▶ THE DATA
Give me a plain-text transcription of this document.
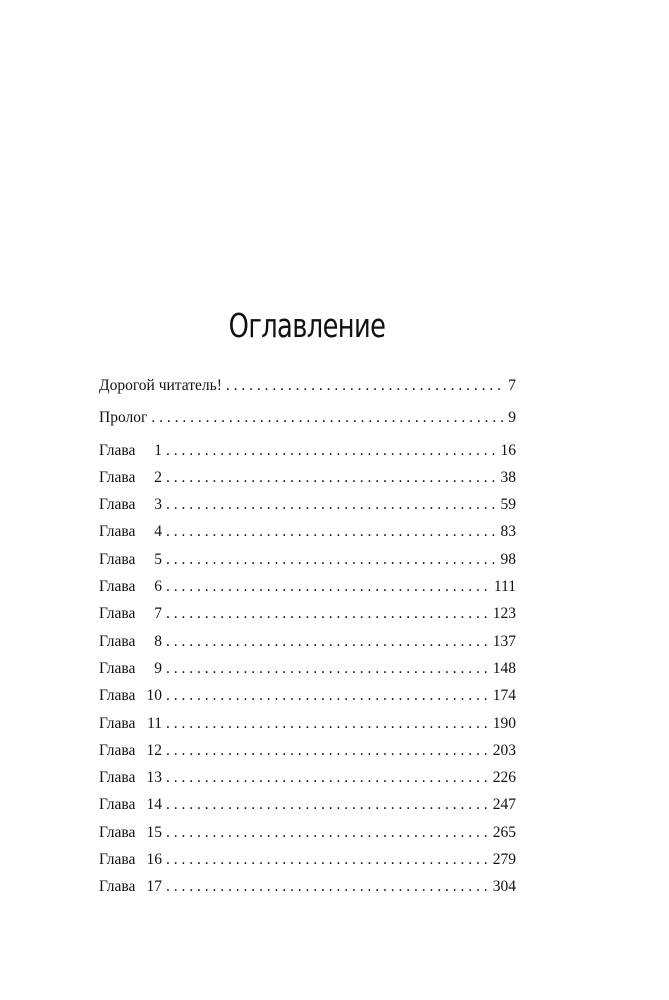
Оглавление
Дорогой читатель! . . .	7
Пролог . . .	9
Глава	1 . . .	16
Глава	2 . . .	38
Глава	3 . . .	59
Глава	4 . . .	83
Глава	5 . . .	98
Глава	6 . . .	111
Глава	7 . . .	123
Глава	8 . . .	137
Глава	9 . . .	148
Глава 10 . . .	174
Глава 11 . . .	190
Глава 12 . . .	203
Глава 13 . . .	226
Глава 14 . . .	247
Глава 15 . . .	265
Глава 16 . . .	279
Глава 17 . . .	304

▶ PROBLEM STATEMENT
Using the records above, output their complete text exactly, minus any images.

▶ PROBLEM SOLUTION
Give me a plain-text transcription of this document.
Оглавление
Дорогой читатель! . . .	7
Пролог . . .	9
Глава	1 . . .	16
Глава	2 . . .	38
Глава	3 . . .	59
Глава	4 . . .	83
Глава	5 . . .	98
Глава	6 . . .	111
Глава	7 . . .	123
Глава	8 . . .	137
Глава	9 . . .	148
Глава 10 . . .	174
Глава 11 . . .	190
Глава 12 . . .	203
Глава 13 . . .	226
Глава 14 . . .	247
Глава 15 . . .	265
Глава 16 . . .	279
Глава 17 . . .	304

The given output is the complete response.